» Material provided
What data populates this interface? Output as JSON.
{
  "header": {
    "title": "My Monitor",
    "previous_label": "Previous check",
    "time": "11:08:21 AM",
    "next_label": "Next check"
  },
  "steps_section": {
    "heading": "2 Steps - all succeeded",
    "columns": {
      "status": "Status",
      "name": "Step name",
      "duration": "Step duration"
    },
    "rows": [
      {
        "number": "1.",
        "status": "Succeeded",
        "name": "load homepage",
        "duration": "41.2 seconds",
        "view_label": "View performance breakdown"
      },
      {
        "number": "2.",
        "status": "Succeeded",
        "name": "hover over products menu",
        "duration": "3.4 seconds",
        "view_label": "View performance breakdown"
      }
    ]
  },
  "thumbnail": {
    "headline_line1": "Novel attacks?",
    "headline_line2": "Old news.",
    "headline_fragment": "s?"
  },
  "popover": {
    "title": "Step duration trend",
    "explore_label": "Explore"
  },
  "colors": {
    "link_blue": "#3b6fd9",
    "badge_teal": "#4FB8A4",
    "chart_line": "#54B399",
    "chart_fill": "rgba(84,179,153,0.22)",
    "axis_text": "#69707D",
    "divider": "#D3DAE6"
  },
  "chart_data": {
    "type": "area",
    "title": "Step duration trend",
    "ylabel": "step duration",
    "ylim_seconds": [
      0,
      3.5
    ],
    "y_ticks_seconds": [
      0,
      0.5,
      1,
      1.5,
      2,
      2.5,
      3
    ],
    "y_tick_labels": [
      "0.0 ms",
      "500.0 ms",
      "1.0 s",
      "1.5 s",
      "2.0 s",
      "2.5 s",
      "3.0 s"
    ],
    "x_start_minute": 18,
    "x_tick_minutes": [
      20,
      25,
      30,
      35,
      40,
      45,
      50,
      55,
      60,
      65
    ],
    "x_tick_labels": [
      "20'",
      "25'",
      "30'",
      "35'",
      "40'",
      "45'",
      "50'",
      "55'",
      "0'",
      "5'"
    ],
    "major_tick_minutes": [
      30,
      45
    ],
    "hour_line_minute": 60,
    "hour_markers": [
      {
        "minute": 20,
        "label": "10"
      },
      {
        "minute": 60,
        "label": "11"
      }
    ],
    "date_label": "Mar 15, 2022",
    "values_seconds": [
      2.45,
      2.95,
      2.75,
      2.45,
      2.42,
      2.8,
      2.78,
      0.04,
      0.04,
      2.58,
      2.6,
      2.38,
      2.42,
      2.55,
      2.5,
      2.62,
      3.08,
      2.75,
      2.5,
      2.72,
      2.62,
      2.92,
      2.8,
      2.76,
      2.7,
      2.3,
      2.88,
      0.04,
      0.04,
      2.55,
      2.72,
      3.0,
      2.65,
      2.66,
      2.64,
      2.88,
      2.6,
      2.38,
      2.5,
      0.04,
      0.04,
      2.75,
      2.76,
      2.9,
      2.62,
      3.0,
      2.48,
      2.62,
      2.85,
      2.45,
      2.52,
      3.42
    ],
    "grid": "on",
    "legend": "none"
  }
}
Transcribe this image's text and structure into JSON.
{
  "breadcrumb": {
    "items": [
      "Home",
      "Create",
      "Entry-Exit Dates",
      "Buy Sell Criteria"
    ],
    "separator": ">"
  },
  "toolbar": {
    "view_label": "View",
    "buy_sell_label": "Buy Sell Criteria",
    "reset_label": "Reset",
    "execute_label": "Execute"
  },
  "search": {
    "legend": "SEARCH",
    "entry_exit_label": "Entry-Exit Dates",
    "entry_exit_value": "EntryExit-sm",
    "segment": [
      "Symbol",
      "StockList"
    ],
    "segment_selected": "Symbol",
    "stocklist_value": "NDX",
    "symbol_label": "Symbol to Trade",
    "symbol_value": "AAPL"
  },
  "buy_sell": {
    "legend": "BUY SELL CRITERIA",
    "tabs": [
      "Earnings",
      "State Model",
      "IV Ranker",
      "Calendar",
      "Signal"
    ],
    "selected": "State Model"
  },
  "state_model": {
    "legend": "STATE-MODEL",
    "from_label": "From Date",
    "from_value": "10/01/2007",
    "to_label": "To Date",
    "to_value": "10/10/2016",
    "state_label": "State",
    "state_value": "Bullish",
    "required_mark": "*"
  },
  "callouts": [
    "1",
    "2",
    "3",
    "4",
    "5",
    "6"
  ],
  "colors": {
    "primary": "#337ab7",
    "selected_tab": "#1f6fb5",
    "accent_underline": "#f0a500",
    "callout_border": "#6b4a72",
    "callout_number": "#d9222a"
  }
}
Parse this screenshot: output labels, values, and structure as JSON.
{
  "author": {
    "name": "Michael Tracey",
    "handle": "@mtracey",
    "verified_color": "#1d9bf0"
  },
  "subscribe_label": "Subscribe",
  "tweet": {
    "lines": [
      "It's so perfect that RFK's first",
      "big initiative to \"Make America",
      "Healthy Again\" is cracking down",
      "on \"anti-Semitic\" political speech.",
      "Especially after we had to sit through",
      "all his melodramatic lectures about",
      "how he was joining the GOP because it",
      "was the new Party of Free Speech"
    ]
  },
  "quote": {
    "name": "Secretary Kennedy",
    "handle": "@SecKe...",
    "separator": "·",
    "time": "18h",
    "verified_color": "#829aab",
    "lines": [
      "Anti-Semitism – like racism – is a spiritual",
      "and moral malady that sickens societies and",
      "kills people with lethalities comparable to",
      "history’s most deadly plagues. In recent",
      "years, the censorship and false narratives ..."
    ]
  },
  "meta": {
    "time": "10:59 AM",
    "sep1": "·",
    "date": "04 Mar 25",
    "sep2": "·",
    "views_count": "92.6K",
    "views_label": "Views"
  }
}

» What is asked
Everything in the listing above should be restated exactly.

» Answer for the task
What data populates this interface? Output as JSON.
{
  "header": {
    "title": "My Monitor",
    "previous_label": "Previous check",
    "time": "11:08:21 AM",
    "next_label": "Next check"
  },
  "steps_section": {
    "heading": "2 Steps - all succeeded",
    "columns": {
      "status": "Status",
      "name": "Step name",
      "duration": "Step duration"
    },
    "rows": [
      {
        "number": "1.",
        "status": "Succeeded",
        "name": "load homepage",
        "duration": "41.2 seconds",
        "view_label": "View performance breakdown"
      },
      {
        "number": "2.",
        "status": "Succeeded",
        "name": "hover over products menu",
        "duration": "3.4 seconds",
        "view_label": "View performance breakdown"
      }
    ]
  },
  "thumbnail": {
    "headline_line1": "Novel attacks?",
    "headline_line2": "Old news.",
    "headline_fragment": "s?"
  },
  "popover": {
    "title": "Step duration trend",
    "explore_label": "Explore"
  },
  "colors": {
    "link_blue": "#3b6fd9",
    "badge_teal": "#4FB8A4",
    "chart_line": "#54B399",
    "chart_fill": "rgba(84,179,153,0.22)",
    "axis_text": "#69707D",
    "divider": "#D3DAE6"
  },
  "chart_data": {
    "type": "area",
    "title": "Step duration trend",
    "ylabel": "step duration",
    "ylim_seconds": [
      0,
      3.5
    ],
    "y_ticks_seconds": [
      0,
      0.5,
      1,
      1.5,
      2,
      2.5,
      3
    ],
    "y_tick_labels": [
      "0.0 ms",
      "500.0 ms",
      "1.0 s",
      "1.5 s",
      "2.0 s",
      "2.5 s",
      "3.0 s"
    ],
    "x_start_minute": 18,
    "x_tick_minutes": [
      20,
      25,
      30,
      35,
      40,
      45,
      50,
      55,
      60,
      65
    ],
    "x_tick_labels": [
      "20'",
      "25'",
      "30'",
      "35'",
      "40'",
      "45'",
      "50'",
      "55'",
      "0'",
      "5'"
    ],
    "major_tick_minutes": [
      30,
      45
    ],
    "hour_line_minute": 60,
    "hour_markers": [
      {
        "minute": 20,
        "label": "10"
      },
      {
        "minute": 60,
        "label": "11"
      }
    ],
    "date_label": "Mar 15, 2022",
    "values_seconds": [
      2.45,
      2.95,
      2.75,
      2.45,
      2.42,
      2.8,
      2.78,
      0.04,
      0.04,
      2.58,
      2.6,
      2.38,
      2.42,
      2.55,
      2.5,
      2.62,
      3.08,
      2.75,
      2.5,
      2.72,
      2.62,
      2.92,
      2.8,
      2.76,
      2.7,
      2.3,
      2.88,
      0.04,
      0.04,
      2.55,
      2.72,
      3.0,
      2.65,
      2.66,
      2.64,
      2.88,
      2.6,
      2.38,
      2.5,
      0.04,
      0.04,
      2.75,
      2.76,
      2.9,
      2.62,
      3.0,
      2.48,
      2.62,
      2.85,
      2.45,
      2.52,
      3.42
    ],
    "grid": "on",
    "legend": "none"
  }
}
Transcribe this image's text and structure into JSON.
{
  "breadcrumb": {
    "items": [
      "Home",
      "Create",
      "Entry-Exit Dates",
      "Buy Sell Criteria"
    ],
    "separator": ">"
  },
  "toolbar": {
    "view_label": "View",
    "buy_sell_label": "Buy Sell Criteria",
    "reset_label": "Reset",
    "execute_label": "Execute"
  },
  "search": {
    "legend": "SEARCH",
    "entry_exit_label": "Entry-Exit Dates",
    "entry_exit_value": "EntryExit-sm",
    "segment": [
      "Symbol",
      "StockList"
    ],
    "segment_selected": "Symbol",
    "stocklist_value": "NDX",
    "symbol_label": "Symbol to Trade",
    "symbol_value": "AAPL"
  },
  "buy_sell": {
    "legend": "BUY SELL CRITERIA",
    "tabs": [
      "Earnings",
      "State Model",
      "IV Ranker",
      "Calendar",
      "Signal"
    ],
    "selected": "State Model"
  },
  "state_model": {
    "legend": "STATE-MODEL",
    "from_label": "From Date",
    "from_value": "10/01/2007",
    "to_label": "To Date",
    "to_value": "10/10/2016",
    "state_label": "State",
    "state_value": "Bullish",
    "required_mark": "*"
  },
  "callouts": [
    "1",
    "2",
    "3",
    "4",
    "5",
    "6"
  ],
  "colors": {
    "primary": "#337ab7",
    "selected_tab": "#1f6fb5",
    "accent_underline": "#f0a500",
    "callout_border": "#6b4a72",
    "callout_number": "#d9222a"
  }
}
Parse this screenshot: output labels, values, and structure as JSON.
{
  "author": {
    "name": "Michael Tracey",
    "handle": "@mtracey",
    "verified_color": "#1d9bf0"
  },
  "subscribe_label": "Subscribe",
  "tweet": {
    "lines": [
      "It's so perfect that RFK's first",
      "big initiative to \"Make America",
      "Healthy Again\" is cracking down",
      "on \"anti-Semitic\" political speech.",
      "Especially after we had to sit through",
      "all his melodramatic lectures about",
      "how he was joining the GOP because it",
      "was the new Party of Free Speech"
    ]
  },
  "quote": {
    "name": "Secretary Kennedy",
    "handle": "@SecKe...",
    "separator": "·",
    "time": "18h",
    "verified_color": "#829aab",
    "lines": [
      "Anti-Semitism – like racism – is a spiritual",
      "and moral malady that sickens societies and",
      "kills people with lethalities comparable to",
      "history’s most deadly plagues. In recent",
      "years, the censorship and false narratives ..."
    ]
  },
  "meta": {
    "time": "10:59 AM",
    "sep1": "·",
    "date": "04 Mar 25",
    "sep2": "·",
    "views_count": "92.6K",
    "views_label": "Views"
  }
}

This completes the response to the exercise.